* Written task *
Reproduce the lines of the data verbatim, starting from the first line and continuing through the line containing "colorbar-tick-label: 0.101 <box>1583", with that line included.

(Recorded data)
⟨

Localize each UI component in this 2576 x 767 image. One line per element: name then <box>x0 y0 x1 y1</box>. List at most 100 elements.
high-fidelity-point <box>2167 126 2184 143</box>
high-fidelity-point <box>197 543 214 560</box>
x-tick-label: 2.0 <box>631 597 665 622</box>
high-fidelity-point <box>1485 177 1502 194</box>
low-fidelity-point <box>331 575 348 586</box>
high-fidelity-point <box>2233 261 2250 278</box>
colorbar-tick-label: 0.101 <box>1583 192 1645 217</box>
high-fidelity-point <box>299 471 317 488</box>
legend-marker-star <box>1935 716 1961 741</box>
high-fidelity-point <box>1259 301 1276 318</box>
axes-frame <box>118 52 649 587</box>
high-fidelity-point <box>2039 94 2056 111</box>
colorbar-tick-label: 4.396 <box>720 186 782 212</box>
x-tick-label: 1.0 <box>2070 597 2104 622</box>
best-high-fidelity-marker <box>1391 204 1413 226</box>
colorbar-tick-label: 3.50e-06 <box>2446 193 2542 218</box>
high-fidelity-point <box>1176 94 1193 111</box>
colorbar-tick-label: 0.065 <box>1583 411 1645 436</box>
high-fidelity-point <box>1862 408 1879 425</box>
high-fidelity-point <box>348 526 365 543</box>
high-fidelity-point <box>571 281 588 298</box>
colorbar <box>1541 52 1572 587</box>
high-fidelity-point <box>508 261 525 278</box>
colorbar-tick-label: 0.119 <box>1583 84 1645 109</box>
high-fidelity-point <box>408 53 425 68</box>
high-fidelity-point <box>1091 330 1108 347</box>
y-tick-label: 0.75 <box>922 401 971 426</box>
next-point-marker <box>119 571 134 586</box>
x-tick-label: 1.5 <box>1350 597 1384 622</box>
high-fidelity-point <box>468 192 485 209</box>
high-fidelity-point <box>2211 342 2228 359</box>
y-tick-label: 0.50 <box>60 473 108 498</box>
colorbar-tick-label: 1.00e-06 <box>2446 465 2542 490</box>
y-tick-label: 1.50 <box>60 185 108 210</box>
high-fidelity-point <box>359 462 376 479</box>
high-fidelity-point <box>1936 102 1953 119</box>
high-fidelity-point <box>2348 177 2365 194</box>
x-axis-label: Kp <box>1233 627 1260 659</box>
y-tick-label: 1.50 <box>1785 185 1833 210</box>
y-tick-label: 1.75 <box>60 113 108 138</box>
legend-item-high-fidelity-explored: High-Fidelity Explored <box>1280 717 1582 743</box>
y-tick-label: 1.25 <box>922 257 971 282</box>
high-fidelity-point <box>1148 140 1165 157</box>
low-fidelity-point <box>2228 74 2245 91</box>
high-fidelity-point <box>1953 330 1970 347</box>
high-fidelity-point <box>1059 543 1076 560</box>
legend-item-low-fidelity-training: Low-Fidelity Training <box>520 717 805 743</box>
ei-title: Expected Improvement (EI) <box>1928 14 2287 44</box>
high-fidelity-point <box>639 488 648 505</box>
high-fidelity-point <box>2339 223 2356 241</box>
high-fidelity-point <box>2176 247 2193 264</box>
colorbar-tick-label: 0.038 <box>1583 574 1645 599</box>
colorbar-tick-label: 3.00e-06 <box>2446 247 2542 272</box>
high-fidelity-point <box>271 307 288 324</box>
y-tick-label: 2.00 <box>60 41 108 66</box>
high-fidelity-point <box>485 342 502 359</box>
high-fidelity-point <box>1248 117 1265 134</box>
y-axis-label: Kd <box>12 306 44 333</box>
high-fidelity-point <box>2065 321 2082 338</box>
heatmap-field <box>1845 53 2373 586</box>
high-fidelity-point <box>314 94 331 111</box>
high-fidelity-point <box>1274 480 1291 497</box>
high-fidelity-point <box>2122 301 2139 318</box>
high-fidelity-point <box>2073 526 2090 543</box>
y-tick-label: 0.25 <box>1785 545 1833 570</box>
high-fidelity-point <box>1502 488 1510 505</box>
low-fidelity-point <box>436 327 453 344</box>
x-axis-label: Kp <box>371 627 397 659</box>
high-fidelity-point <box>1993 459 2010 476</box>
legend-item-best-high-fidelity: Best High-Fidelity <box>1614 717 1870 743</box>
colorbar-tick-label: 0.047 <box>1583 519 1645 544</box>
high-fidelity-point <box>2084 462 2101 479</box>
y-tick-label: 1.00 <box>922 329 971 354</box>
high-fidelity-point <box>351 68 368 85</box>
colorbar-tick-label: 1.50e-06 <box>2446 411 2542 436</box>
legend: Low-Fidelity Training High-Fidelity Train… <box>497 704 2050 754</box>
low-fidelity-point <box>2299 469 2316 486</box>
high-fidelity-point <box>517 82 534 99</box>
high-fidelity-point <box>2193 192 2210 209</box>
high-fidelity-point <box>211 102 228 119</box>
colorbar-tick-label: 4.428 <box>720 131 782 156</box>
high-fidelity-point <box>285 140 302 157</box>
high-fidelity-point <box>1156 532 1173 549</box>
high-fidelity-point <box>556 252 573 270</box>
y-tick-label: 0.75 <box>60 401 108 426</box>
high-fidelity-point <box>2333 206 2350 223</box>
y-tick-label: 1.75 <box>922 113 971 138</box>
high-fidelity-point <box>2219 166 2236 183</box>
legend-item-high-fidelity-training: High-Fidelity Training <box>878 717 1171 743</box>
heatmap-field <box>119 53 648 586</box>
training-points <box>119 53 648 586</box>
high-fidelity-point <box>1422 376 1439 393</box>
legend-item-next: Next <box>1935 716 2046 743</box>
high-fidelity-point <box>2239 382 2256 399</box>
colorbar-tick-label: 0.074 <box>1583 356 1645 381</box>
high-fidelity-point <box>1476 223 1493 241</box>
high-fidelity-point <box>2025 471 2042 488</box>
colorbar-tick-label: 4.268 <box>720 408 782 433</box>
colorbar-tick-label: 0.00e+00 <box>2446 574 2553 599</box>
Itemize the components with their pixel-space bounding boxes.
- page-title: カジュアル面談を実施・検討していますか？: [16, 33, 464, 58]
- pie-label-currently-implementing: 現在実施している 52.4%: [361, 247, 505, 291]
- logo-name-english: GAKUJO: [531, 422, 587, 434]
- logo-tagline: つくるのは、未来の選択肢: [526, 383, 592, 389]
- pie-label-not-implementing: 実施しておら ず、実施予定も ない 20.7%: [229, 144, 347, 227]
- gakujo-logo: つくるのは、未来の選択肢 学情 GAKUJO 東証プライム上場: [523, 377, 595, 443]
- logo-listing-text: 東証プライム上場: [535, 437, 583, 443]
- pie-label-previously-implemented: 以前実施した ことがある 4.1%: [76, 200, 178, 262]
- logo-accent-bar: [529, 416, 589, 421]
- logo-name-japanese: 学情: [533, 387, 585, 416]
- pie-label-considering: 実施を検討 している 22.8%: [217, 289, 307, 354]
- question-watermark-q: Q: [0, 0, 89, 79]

⟩

* Response below *
Localize each UI component in this 2576 x 767 image. One line per element: name then <box>x0 y0 x1 y1</box>. List at most 100 elements.
high-fidelity-point <box>2167 126 2184 143</box>
high-fidelity-point <box>197 543 214 560</box>
x-tick-label: 2.0 <box>631 597 665 622</box>
high-fidelity-point <box>1485 177 1502 194</box>
low-fidelity-point <box>331 575 348 586</box>
high-fidelity-point <box>2233 261 2250 278</box>
colorbar-tick-label: 0.101 <box>1583 192 1645 217</box>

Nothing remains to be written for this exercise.